--- The records ---

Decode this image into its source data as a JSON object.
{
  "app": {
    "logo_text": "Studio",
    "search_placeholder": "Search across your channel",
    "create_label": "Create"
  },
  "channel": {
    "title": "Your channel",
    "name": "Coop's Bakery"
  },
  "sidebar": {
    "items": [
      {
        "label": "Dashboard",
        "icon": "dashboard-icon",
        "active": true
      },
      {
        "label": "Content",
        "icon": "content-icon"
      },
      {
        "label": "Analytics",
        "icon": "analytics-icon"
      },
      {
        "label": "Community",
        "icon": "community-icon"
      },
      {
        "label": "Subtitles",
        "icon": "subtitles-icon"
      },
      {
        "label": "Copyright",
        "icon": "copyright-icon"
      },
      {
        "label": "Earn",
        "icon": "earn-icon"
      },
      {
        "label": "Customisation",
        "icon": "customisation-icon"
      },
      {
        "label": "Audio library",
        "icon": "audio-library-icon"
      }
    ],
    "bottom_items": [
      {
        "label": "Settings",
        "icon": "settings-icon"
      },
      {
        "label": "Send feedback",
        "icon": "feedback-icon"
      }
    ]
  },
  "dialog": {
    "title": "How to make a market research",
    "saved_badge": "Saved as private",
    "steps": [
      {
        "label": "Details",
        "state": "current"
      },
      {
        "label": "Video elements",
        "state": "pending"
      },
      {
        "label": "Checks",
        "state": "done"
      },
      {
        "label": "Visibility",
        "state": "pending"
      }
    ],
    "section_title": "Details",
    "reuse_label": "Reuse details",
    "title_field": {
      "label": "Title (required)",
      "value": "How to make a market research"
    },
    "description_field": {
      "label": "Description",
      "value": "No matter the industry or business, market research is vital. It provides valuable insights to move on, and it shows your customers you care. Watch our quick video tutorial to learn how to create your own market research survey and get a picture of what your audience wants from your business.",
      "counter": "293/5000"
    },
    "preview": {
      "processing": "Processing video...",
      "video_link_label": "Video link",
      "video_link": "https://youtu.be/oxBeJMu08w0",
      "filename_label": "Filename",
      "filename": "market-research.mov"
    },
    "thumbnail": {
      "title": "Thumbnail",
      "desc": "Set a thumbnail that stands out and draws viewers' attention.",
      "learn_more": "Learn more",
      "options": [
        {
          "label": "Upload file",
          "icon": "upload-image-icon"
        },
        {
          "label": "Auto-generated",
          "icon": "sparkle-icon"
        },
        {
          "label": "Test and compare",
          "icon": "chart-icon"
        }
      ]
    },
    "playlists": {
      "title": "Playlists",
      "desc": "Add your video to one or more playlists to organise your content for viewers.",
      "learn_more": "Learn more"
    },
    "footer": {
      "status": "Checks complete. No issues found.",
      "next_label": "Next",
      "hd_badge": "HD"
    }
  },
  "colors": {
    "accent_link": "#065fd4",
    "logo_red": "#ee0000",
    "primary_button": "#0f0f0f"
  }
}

--- Aim ---
Transcribe every entry exactly, omitting nothing.

--- Right answer ---
Decode this image into its source data as a JSON object.
{
  "app": {
    "logo_text": "Studio",
    "search_placeholder": "Search across your channel",
    "create_label": "Create"
  },
  "channel": {
    "title": "Your channel",
    "name": "Coop's Bakery"
  },
  "sidebar": {
    "items": [
      {
        "label": "Dashboard",
        "icon": "dashboard-icon",
        "active": true
      },
      {
        "label": "Content",
        "icon": "content-icon"
      },
      {
        "label": "Analytics",
        "icon": "analytics-icon"
      },
      {
        "label": "Community",
        "icon": "community-icon"
      },
      {
        "label": "Subtitles",
        "icon": "subtitles-icon"
      },
      {
        "label": "Copyright",
        "icon": "copyright-icon"
      },
      {
        "label": "Earn",
        "icon": "earn-icon"
      },
      {
        "label": "Customisation",
        "icon": "customisation-icon"
      },
      {
        "label": "Audio library",
        "icon": "audio-library-icon"
      }
    ],
    "bottom_items": [
      {
        "label": "Settings",
        "icon": "settings-icon"
      },
      {
        "label": "Send feedback",
        "icon": "feedback-icon"
      }
    ]
  },
  "dialog": {
    "title": "How to make a market research",
    "saved_badge": "Saved as private",
    "steps": [
      {
        "label": "Details",
        "state": "current"
      },
      {
        "label": "Video elements",
        "state": "pending"
      },
      {
        "label": "Checks",
        "state": "done"
      },
      {
        "label": "Visibility",
        "state": "pending"
      }
    ],
    "section_title": "Details",
    "reuse_label": "Reuse details",
    "title_field": {
      "label": "Title (required)",
      "value": "How to make a market research"
    },
    "description_field": {
      "label": "Description",
      "value": "No matter the industry or business, market research is vital. It provides valuable insights to move on, and it shows your customers you care. Watch our quick video tutorial to learn how to create your own market research survey and get a picture of what your audience wants from your business.",
      "counter": "293/5000"
    },
    "preview": {
      "processing": "Processing video...",
      "video_link_label": "Video link",
      "video_link": "https://youtu.be/oxBeJMu08w0",
      "filename_label": "Filename",
      "filename": "market-research.mov"
    },
    "thumbnail": {
      "title": "Thumbnail",
      "desc": "Set a thumbnail that stands out and draws viewers' attention.",
      "learn_more": "Learn more",
      "options": [
        {
          "label": "Upload file",
          "icon": "upload-image-icon"
        },
        {
          "label": "Auto-generated",
          "icon": "sparkle-icon"
        },
        {
          "label": "Test and compare",
          "icon": "chart-icon"
        }
      ]
    },
    "playlists": {
      "title": "Playlists",
      "desc": "Add your video to one or more playlists to organise your content for viewers.",
      "learn_more": "Learn more"
    },
    "footer": {
      "status": "Checks complete. No issues found.",
      "next_label": "Next",
      "hd_badge": "HD"
    }
  },
  "colors": {
    "accent_link": "#065fd4",
    "logo_red": "#ee0000",
    "primary_button": "#0f0f0f"
  }
}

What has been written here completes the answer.